<<<<

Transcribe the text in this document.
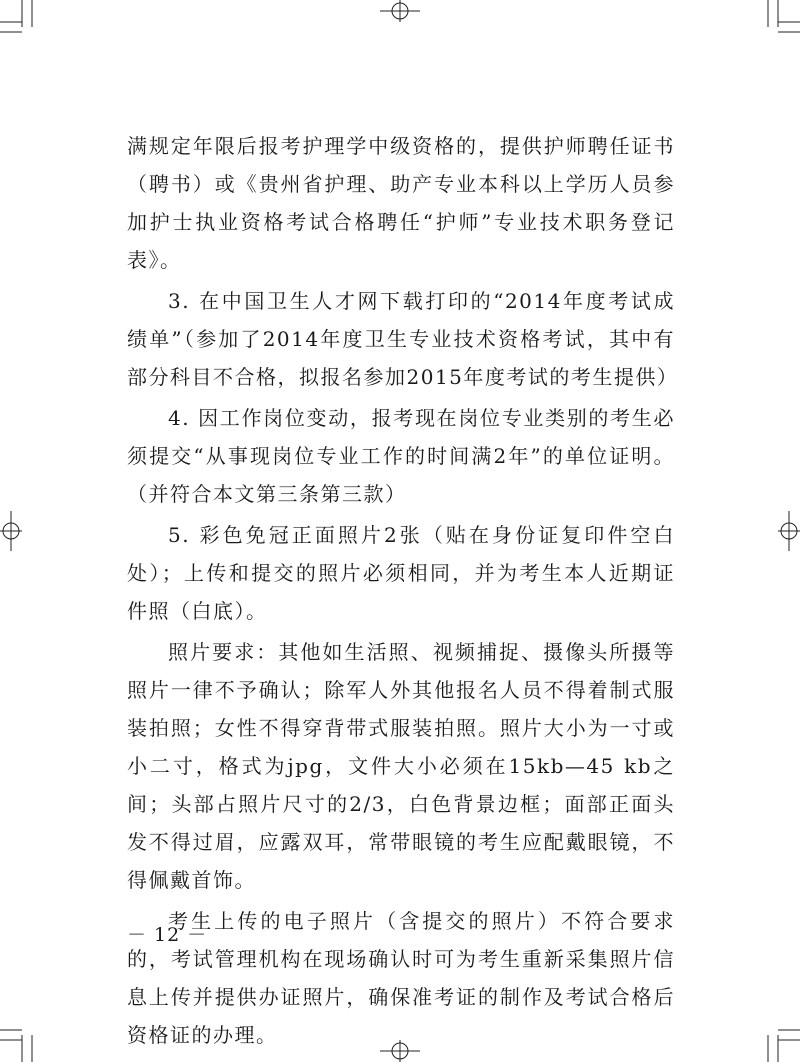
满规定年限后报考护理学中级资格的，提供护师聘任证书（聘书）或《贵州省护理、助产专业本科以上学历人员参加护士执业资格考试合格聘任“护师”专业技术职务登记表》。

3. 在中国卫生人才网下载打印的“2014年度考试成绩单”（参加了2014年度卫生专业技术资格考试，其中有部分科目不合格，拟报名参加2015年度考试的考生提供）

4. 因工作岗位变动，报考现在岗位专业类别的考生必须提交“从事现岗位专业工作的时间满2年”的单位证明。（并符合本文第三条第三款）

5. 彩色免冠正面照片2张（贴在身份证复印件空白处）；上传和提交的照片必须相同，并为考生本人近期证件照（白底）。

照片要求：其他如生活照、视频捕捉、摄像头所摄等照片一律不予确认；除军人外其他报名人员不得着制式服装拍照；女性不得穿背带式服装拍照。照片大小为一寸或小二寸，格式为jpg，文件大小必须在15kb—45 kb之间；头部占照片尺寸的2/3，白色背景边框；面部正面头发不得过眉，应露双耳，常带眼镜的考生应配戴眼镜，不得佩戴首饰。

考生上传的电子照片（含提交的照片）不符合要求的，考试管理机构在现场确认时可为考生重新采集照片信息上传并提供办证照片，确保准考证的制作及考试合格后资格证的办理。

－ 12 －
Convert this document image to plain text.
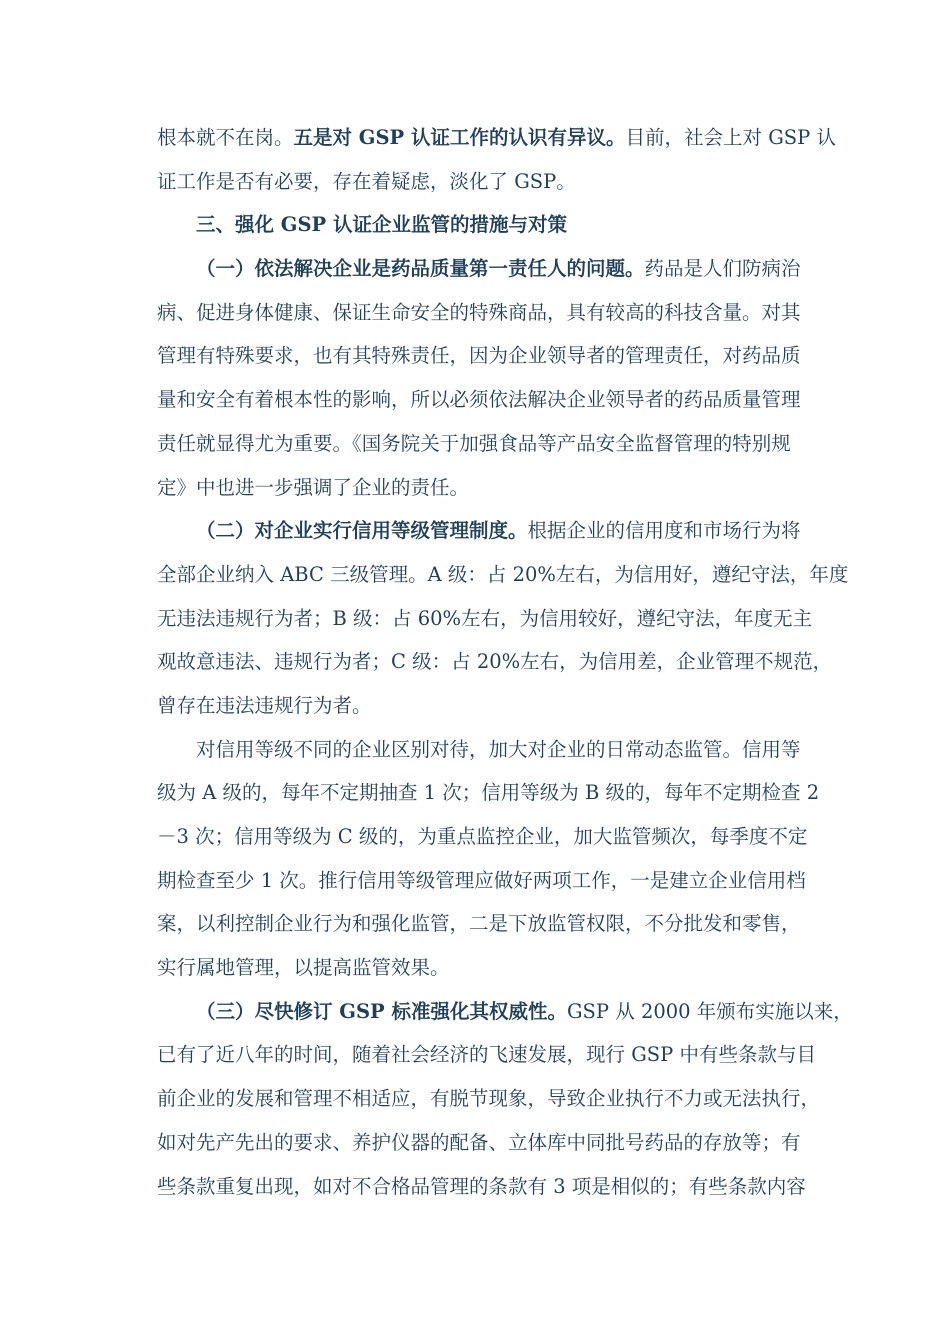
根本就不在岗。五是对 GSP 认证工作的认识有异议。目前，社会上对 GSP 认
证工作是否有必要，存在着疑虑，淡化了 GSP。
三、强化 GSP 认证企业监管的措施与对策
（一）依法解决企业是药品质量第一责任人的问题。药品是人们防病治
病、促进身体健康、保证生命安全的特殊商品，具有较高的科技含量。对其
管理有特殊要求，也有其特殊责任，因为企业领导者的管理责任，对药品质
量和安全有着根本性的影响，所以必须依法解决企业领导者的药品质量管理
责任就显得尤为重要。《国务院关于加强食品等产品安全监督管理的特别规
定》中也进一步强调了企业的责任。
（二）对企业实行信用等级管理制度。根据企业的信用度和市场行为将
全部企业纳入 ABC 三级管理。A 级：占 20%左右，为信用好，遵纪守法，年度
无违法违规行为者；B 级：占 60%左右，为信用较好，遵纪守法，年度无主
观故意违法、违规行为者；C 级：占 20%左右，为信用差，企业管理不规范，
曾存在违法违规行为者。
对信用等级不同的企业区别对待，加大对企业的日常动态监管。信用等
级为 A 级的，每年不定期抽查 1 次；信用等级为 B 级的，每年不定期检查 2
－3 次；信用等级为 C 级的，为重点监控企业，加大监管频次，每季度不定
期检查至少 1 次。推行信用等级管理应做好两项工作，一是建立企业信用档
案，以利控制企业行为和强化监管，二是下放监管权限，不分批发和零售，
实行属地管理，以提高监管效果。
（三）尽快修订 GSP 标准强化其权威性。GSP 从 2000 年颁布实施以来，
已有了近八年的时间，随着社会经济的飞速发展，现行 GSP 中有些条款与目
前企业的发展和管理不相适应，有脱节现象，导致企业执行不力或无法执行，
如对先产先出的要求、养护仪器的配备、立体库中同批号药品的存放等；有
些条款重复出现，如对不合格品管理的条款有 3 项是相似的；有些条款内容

>>>>

Exercise directions:
Your task is to set down the records shown above exactly, minus any pictures.

Response to the task:
Transcribe the text in this document.
满规定年限后报考护理学中级资格的，提供护师聘任证书（聘书）或《贵州省护理、助产专业本科以上学历人员参加护士执业资格考试合格聘任“护师”专业技术职务登记表》。

3. 在中国卫生人才网下载打印的“2014年度考试成绩单”（参加了2014年度卫生专业技术资格考试，其中有部分科目不合格，拟报名参加2015年度考试的考生提供）

4. 因工作岗位变动，报考现在岗位专业类别的考生必须提交“从事现岗位专业工作的时间满2年”的单位证明。（并符合本文第三条第三款）

5. 彩色免冠正面照片2张（贴在身份证复印件空白处）；上传和提交的照片必须相同，并为考生本人近期证件照（白底）。

照片要求：其他如生活照、视频捕捉、摄像头所摄等照片一律不予确认；除军人外其他报名人员不得着制式服装拍照；女性不得穿背带式服装拍照。照片大小为一寸或小二寸，格式为jpg，文件大小必须在15kb—45 kb之间；头部占照片尺寸的2/3，白色背景边框；面部正面头发不得过眉，应露双耳，常带眼镜的考生应配戴眼镜，不得佩戴首饰。

考生上传的电子照片（含提交的照片）不符合要求的，考试管理机构在现场确认时可为考生重新采集照片信息上传并提供办证照片，确保准考证的制作及考试合格后资格证的办理。

－ 12 －
Convert this document image to plain text.
根本就不在岗。五是对 GSP 认证工作的认识有异议。目前，社会上对 GSP 认
证工作是否有必要，存在着疑虑，淡化了 GSP。
三、强化 GSP 认证企业监管的措施与对策
（一）依法解决企业是药品质量第一责任人的问题。药品是人们防病治
病、促进身体健康、保证生命安全的特殊商品，具有较高的科技含量。对其
管理有特殊要求，也有其特殊责任，因为企业领导者的管理责任，对药品质
量和安全有着根本性的影响，所以必须依法解决企业领导者的药品质量管理
责任就显得尤为重要。《国务院关于加强食品等产品安全监督管理的特别规
定》中也进一步强调了企业的责任。
（二）对企业实行信用等级管理制度。根据企业的信用度和市场行为将
全部企业纳入 ABC 三级管理。A 级：占 20%左右，为信用好，遵纪守法，年度
无违法违规行为者；B 级：占 60%左右，为信用较好，遵纪守法，年度无主
观故意违法、违规行为者；C 级：占 20%左右，为信用差，企业管理不规范，
曾存在违法违规行为者。
对信用等级不同的企业区别对待，加大对企业的日常动态监管。信用等
级为 A 级的，每年不定期抽查 1 次；信用等级为 B 级的，每年不定期检查 2
－3 次；信用等级为 C 级的，为重点监控企业，加大监管频次，每季度不定
期检查至少 1 次。推行信用等级管理应做好两项工作，一是建立企业信用档
案，以利控制企业行为和强化监管，二是下放监管权限，不分批发和零售，
实行属地管理，以提高监管效果。
（三）尽快修订 GSP 标准强化其权威性。GSP 从 2000 年颁布实施以来，
已有了近八年的时间，随着社会经济的飞速发展，现行 GSP 中有些条款与目
前企业的发展和管理不相适应，有脱节现象，导致企业执行不力或无法执行，
如对先产先出的要求、养护仪器的配备、立体库中同批号药品的存放等；有
些条款重复出现，如对不合格品管理的条款有 3 项是相似的；有些条款内容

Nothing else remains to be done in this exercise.